Count how many lines of the records below contain the string "type", treating uppercase and lowercase as different, and reply with the number alone.

# start of Records to process

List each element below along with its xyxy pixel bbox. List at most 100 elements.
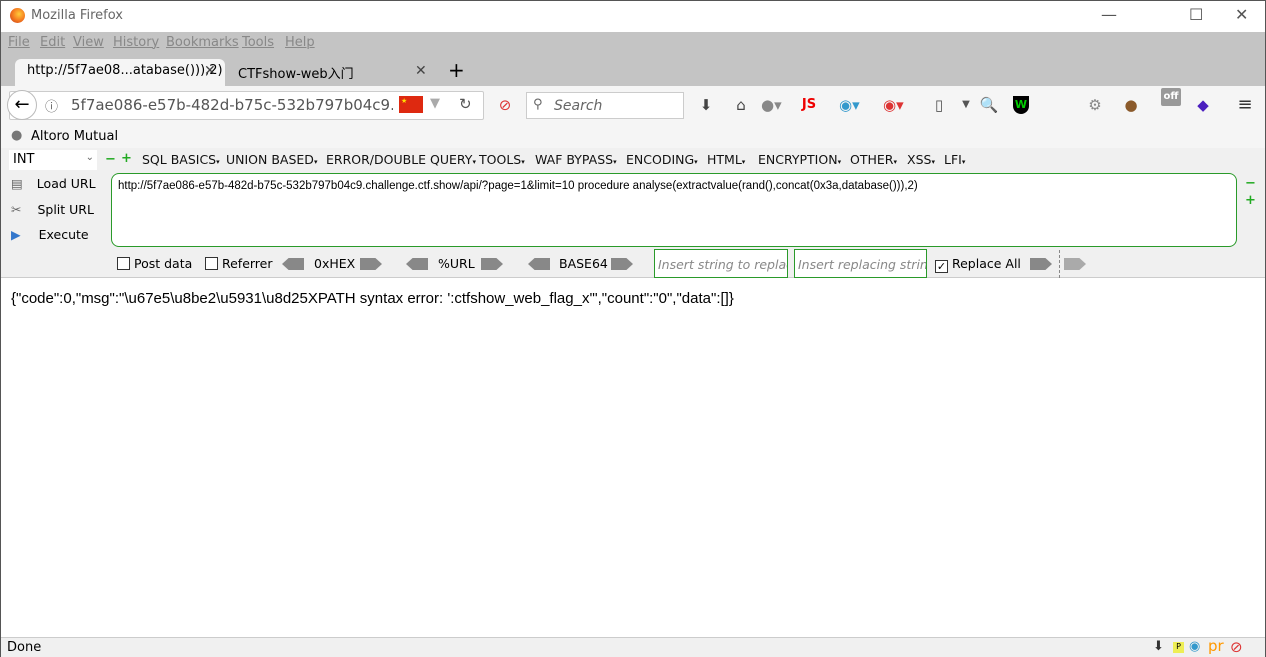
tab-label[interactable]: http://5f7ae08...atabase())),2) [27, 63, 223, 78]
menu-html[interactable]: HTML▾ [707, 152, 745, 167]
menu-other[interactable]: OTHER▾ [850, 152, 897, 167]
download-icon[interactable]: ⬇ [696, 96, 716, 114]
shield-w-icon[interactable]: W [1013, 96, 1029, 114]
menu-tools[interactable]: TOOLS▾ [479, 152, 525, 167]
base64-decode-arrow-icon[interactable] [528, 258, 550, 270]
search-icon: ⚲ [533, 97, 543, 112]
load-url-button[interactable]: ▤ Load URL [11, 176, 96, 191]
menu-encryption[interactable]: ENCRYPTION▾ [758, 152, 841, 167]
checkbox [117, 257, 130, 270]
pr-icon[interactable]: pr [1208, 637, 1224, 655]
back-button[interactable]: ← [7, 90, 37, 120]
post-data-checkbox[interactable]: Post data [117, 256, 192, 271]
noscript-icon[interactable]: ⊘ [495, 96, 515, 114]
menu-help[interactable]: Help [285, 35, 315, 50]
bookmark-item[interactable]: Altoro Mutual [31, 129, 118, 144]
hex-label: 0xHEX [314, 256, 356, 271]
clipboard-icon[interactable]: ▯ [929, 96, 949, 114]
referrer-checkbox[interactable]: Referrer [205, 256, 273, 271]
plus-icon[interactable]: + [121, 151, 132, 166]
home-icon[interactable]: ⌂ [731, 96, 751, 114]
minus-icon[interactable]: − [105, 152, 116, 167]
close-tab-icon[interactable]: ✕ [415, 63, 427, 79]
menu-sql-basics[interactable]: SQL BASICS▾ [142, 152, 220, 167]
replace-next-arrow-icon[interactable] [1064, 258, 1086, 270]
url-textarea[interactable]: http://5f7ae086-e57b-482d-b75c-532b797b0… [111, 173, 1237, 247]
tab-label[interactable]: CTFshow-web入门 [238, 63, 354, 82]
menu-file[interactable]: File [8, 35, 30, 50]
url-decode-arrow-icon[interactable] [406, 258, 428, 270]
menu-edit[interactable]: Edit [40, 35, 65, 50]
divider [1059, 250, 1060, 278]
firefox-logo-icon [10, 8, 25, 23]
hex-decode-arrow-icon[interactable] [282, 258, 304, 270]
globe-icon[interactable]: ●▾ [761, 96, 782, 114]
hamburger-menu-icon[interactable]: ≡ [1235, 96, 1255, 114]
hackbar-search-icon[interactable]: 🔍 [979, 96, 999, 114]
checkbox [205, 257, 218, 270]
dropdown-arrow-icon[interactable]: ▼ [430, 96, 440, 111]
hackbar-panel: INT ⌄ − + SQL BASICS▾ UNION BASED▾ ERROR/… [1, 148, 1265, 278]
menu-union-based[interactable]: UNION BASED▾ [226, 152, 317, 167]
download-icon[interactable]: ⬇ [1153, 639, 1164, 654]
new-tab-button[interactable]: + [448, 58, 465, 82]
plus-icon[interactable]: + [1245, 193, 1256, 208]
window-title: Mozilla Firefox [31, 8, 123, 23]
menu-encoding[interactable]: ENCODING▾ [626, 152, 698, 167]
layers-icon[interactable]: ◆ [1193, 96, 1213, 114]
load-icon: ▤ [11, 176, 23, 191]
url-label: %URL [438, 256, 475, 271]
menu-bar: File Edit View History Bookmarks Tools H… [1, 32, 1265, 54]
url-text[interactable]: 5f7ae086-e57b-482d-b75c-532b797b04c9.cha… [71, 96, 393, 114]
minus-icon[interactable]: − [1245, 176, 1256, 191]
bookmarks-toolbar: ● Altoro Mutual [1, 125, 1265, 148]
hex-encode-arrow-icon[interactable] [360, 258, 382, 270]
menu-view[interactable]: View [73, 35, 104, 50]
replace-all-checkbox[interactable]: ✓ Replace All [935, 256, 1021, 273]
addon-red-icon[interactable]: ◉▾ [883, 96, 904, 114]
search-box[interactable]: ⚲ Search [526, 92, 684, 119]
p-addon-icon[interactable]: P [1173, 642, 1184, 653]
checkbox: ✓ [935, 260, 948, 273]
close-button[interactable]: ✕ [1235, 5, 1248, 24]
url-encode-arrow-icon[interactable] [481, 258, 503, 270]
info-icon[interactable]: ⓘ [45, 96, 58, 115]
china-flag-icon: ★ [399, 96, 423, 113]
status-text: Done [7, 640, 42, 655]
off-badge-icon[interactable]: off [1161, 88, 1181, 106]
title-bar: Mozilla Firefox — ☐ ✕ [1, 1, 1265, 32]
reload-icon[interactable]: ↻ [459, 95, 472, 113]
noscript-icon[interactable]: ⊘ [1230, 638, 1243, 656]
gear-icon[interactable]: ⚙ [1085, 96, 1105, 114]
base64-label: BASE64 [559, 256, 608, 271]
execute-button[interactable]: ▶ Execute [11, 227, 89, 242]
page-body-text: {"code":0,"msg":"\u67e5\u8be2\u5931\u8d2… [11, 290, 734, 307]
js-icon[interactable]: JS [799, 96, 819, 114]
menu-error-double-query[interactable]: ERROR/DOUBLE QUERY▾ [326, 152, 476, 167]
replacing-string-input[interactable]: Insert replacing string [794, 249, 927, 278]
play-icon: ▶ [11, 227, 21, 242]
close-tab-icon[interactable]: ✕ [204, 63, 216, 79]
type-select[interactable]: INT ⌄ [9, 150, 97, 170]
search-placeholder: Search [554, 98, 603, 114]
base64-encode-arrow-icon[interactable] [611, 258, 633, 270]
globe-icon: ● [11, 128, 23, 143]
menu-lfi[interactable]: LFI▾ [944, 152, 965, 167]
maximize-button[interactable]: ☐ [1189, 5, 1203, 24]
type-select-value: INT [13, 152, 35, 167]
replace-string-input[interactable]: Insert string to replace [654, 249, 788, 278]
menu-tools[interactable]: Tools [242, 35, 274, 50]
dropdown-icon[interactable]: ▼ [956, 96, 976, 114]
sync-icon[interactable]: ◉▾ [839, 96, 860, 114]
menu-history[interactable]: History [113, 35, 159, 50]
split-url-button[interactable]: ✂ Split URL [11, 202, 94, 217]
cookie-icon[interactable]: ● [1121, 96, 1141, 114]
status-bar: Done ⬇ P ◉ pr ⊘ [1, 637, 1265, 657]
menu-waf-bypass[interactable]: WAF BYPASS▾ [535, 152, 617, 167]
menu-xss[interactable]: XSS▾ [907, 152, 935, 167]
sync-icon[interactable]: ◉ [1189, 639, 1200, 654]
menu-bookmarks[interactable]: Bookmarks [166, 35, 239, 50]
navigation-toolbar: ← ⓘ 5f7ae086-e57b-482d-b75c-532b797b04c9… [1, 86, 1265, 125]
minimize-button[interactable]: — [1101, 5, 1117, 24]
replace-arrow-icon[interactable] [1030, 258, 1052, 270]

# end of Records to process

— The answer —
2